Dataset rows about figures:
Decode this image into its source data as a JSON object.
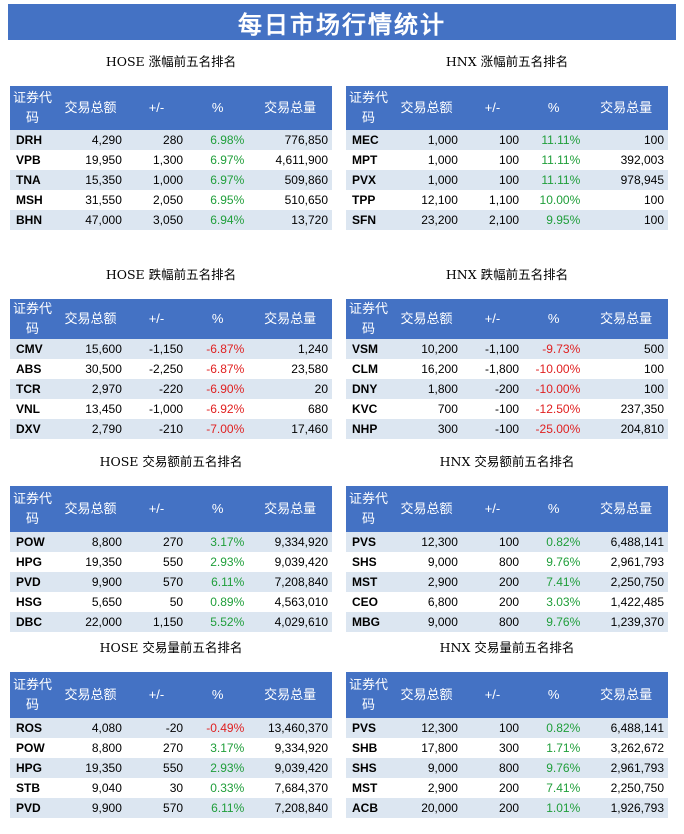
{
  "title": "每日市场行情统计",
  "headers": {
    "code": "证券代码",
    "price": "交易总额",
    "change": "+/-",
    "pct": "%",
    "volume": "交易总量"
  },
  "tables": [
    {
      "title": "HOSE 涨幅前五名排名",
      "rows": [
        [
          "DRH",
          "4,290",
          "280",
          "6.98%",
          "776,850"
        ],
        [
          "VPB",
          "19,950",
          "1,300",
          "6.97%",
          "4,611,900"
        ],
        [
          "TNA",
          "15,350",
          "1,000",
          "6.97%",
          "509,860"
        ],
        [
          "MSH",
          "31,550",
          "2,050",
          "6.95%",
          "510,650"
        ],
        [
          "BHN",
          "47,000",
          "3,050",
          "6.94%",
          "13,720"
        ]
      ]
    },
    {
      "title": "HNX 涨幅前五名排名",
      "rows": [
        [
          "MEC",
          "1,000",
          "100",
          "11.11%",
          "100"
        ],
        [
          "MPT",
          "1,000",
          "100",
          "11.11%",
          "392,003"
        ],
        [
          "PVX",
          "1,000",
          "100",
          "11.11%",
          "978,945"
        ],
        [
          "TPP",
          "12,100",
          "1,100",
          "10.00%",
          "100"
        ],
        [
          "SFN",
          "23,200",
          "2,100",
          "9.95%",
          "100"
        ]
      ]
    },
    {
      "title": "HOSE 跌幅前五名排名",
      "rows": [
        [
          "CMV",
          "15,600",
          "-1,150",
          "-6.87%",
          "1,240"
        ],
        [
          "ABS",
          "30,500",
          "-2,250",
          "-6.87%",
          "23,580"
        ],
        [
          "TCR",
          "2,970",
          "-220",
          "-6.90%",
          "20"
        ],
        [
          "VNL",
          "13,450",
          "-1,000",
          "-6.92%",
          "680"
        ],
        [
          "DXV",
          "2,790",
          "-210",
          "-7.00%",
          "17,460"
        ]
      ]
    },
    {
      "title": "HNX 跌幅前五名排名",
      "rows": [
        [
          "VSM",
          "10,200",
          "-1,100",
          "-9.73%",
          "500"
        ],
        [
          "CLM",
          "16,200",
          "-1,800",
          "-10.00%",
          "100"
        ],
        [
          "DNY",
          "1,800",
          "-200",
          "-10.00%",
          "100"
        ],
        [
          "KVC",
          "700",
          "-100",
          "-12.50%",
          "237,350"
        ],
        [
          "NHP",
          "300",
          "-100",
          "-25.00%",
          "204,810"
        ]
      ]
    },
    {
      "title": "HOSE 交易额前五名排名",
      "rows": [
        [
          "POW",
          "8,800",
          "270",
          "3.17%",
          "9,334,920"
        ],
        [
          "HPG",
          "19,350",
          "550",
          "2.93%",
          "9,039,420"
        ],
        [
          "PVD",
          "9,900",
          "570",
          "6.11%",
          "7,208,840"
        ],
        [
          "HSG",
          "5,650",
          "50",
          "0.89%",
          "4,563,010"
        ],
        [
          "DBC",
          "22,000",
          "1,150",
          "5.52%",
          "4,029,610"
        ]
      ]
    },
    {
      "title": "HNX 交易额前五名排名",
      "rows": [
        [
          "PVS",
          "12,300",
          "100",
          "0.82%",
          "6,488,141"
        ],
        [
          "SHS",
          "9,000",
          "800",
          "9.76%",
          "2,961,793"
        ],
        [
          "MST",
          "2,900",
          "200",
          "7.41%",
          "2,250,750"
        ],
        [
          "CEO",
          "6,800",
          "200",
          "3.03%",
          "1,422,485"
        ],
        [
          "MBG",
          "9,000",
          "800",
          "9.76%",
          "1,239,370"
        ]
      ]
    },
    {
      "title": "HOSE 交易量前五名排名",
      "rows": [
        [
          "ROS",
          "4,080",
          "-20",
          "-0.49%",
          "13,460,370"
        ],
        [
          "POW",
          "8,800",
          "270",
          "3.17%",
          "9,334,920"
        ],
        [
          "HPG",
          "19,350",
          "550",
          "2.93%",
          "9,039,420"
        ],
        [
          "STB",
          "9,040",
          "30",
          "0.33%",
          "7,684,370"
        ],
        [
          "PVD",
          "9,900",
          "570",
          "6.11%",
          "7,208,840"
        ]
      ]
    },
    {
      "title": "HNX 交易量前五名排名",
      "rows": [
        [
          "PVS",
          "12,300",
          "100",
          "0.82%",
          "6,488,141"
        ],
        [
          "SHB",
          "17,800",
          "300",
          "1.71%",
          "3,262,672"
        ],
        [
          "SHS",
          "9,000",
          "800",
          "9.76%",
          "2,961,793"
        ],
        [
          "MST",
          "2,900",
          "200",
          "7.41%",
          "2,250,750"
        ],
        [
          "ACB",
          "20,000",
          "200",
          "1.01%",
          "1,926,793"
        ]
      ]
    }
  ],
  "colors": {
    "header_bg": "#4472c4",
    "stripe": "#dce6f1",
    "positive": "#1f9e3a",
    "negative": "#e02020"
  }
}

Written request:
Copy all the lines of data exactly as they appear, dropping any images.

Result of this task:
Decode this image into its source data as a JSON object.
{
  "title": "每日市场行情统计",
  "headers": {
    "code": "证券代码",
    "price": "交易总额",
    "change": "+/-",
    "pct": "%",
    "volume": "交易总量"
  },
  "tables": [
    {
      "title": "HOSE 涨幅前五名排名",
      "rows": [
        [
          "DRH",
          "4,290",
          "280",
          "6.98%",
          "776,850"
        ],
        [
          "VPB",
          "19,950",
          "1,300",
          "6.97%",
          "4,611,900"
        ],
        [
          "TNA",
          "15,350",
          "1,000",
          "6.97%",
          "509,860"
        ],
        [
          "MSH",
          "31,550",
          "2,050",
          "6.95%",
          "510,650"
        ],
        [
          "BHN",
          "47,000",
          "3,050",
          "6.94%",
          "13,720"
        ]
      ]
    },
    {
      "title": "HNX 涨幅前五名排名",
      "rows": [
        [
          "MEC",
          "1,000",
          "100",
          "11.11%",
          "100"
        ],
        [
          "MPT",
          "1,000",
          "100",
          "11.11%",
          "392,003"
        ],
        [
          "PVX",
          "1,000",
          "100",
          "11.11%",
          "978,945"
        ],
        [
          "TPP",
          "12,100",
          "1,100",
          "10.00%",
          "100"
        ],
        [
          "SFN",
          "23,200",
          "2,100",
          "9.95%",
          "100"
        ]
      ]
    },
    {
      "title": "HOSE 跌幅前五名排名",
      "rows": [
        [
          "CMV",
          "15,600",
          "-1,150",
          "-6.87%",
          "1,240"
        ],
        [
          "ABS",
          "30,500",
          "-2,250",
          "-6.87%",
          "23,580"
        ],
        [
          "TCR",
          "2,970",
          "-220",
          "-6.90%",
          "20"
        ],
        [
          "VNL",
          "13,450",
          "-1,000",
          "-6.92%",
          "680"
        ],
        [
          "DXV",
          "2,790",
          "-210",
          "-7.00%",
          "17,460"
        ]
      ]
    },
    {
      "title": "HNX 跌幅前五名排名",
      "rows": [
        [
          "VSM",
          "10,200",
          "-1,100",
          "-9.73%",
          "500"
        ],
        [
          "CLM",
          "16,200",
          "-1,800",
          "-10.00%",
          "100"
        ],
        [
          "DNY",
          "1,800",
          "-200",
          "-10.00%",
          "100"
        ],
        [
          "KVC",
          "700",
          "-100",
          "-12.50%",
          "237,350"
        ],
        [
          "NHP",
          "300",
          "-100",
          "-25.00%",
          "204,810"
        ]
      ]
    },
    {
      "title": "HOSE 交易额前五名排名",
      "rows": [
        [
          "POW",
          "8,800",
          "270",
          "3.17%",
          "9,334,920"
        ],
        [
          "HPG",
          "19,350",
          "550",
          "2.93%",
          "9,039,420"
        ],
        [
          "PVD",
          "9,900",
          "570",
          "6.11%",
          "7,208,840"
        ],
        [
          "HSG",
          "5,650",
          "50",
          "0.89%",
          "4,563,010"
        ],
        [
          "DBC",
          "22,000",
          "1,150",
          "5.52%",
          "4,029,610"
        ]
      ]
    },
    {
      "title": "HNX 交易额前五名排名",
      "rows": [
        [
          "PVS",
          "12,300",
          "100",
          "0.82%",
          "6,488,141"
        ],
        [
          "SHS",
          "9,000",
          "800",
          "9.76%",
          "2,961,793"
        ],
        [
          "MST",
          "2,900",
          "200",
          "7.41%",
          "2,250,750"
        ],
        [
          "CEO",
          "6,800",
          "200",
          "3.03%",
          "1,422,485"
        ],
        [
          "MBG",
          "9,000",
          "800",
          "9.76%",
          "1,239,370"
        ]
      ]
    },
    {
      "title": "HOSE 交易量前五名排名",
      "rows": [
        [
          "ROS",
          "4,080",
          "-20",
          "-0.49%",
          "13,460,370"
        ],
        [
          "POW",
          "8,800",
          "270",
          "3.17%",
          "9,334,920"
        ],
        [
          "HPG",
          "19,350",
          "550",
          "2.93%",
          "9,039,420"
        ],
        [
          "STB",
          "9,040",
          "30",
          "0.33%",
          "7,684,370"
        ],
        [
          "PVD",
          "9,900",
          "570",
          "6.11%",
          "7,208,840"
        ]
      ]
    },
    {
      "title": "HNX 交易量前五名排名",
      "rows": [
        [
          "PVS",
          "12,300",
          "100",
          "0.82%",
          "6,488,141"
        ],
        [
          "SHB",
          "17,800",
          "300",
          "1.71%",
          "3,262,672"
        ],
        [
          "SHS",
          "9,000",
          "800",
          "9.76%",
          "2,961,793"
        ],
        [
          "MST",
          "2,900",
          "200",
          "7.41%",
          "2,250,750"
        ],
        [
          "ACB",
          "20,000",
          "200",
          "1.01%",
          "1,926,793"
        ]
      ]
    }
  ],
  "colors": {
    "header_bg": "#4472c4",
    "stripe": "#dce6f1",
    "positive": "#1f9e3a",
    "negative": "#e02020"
  }
}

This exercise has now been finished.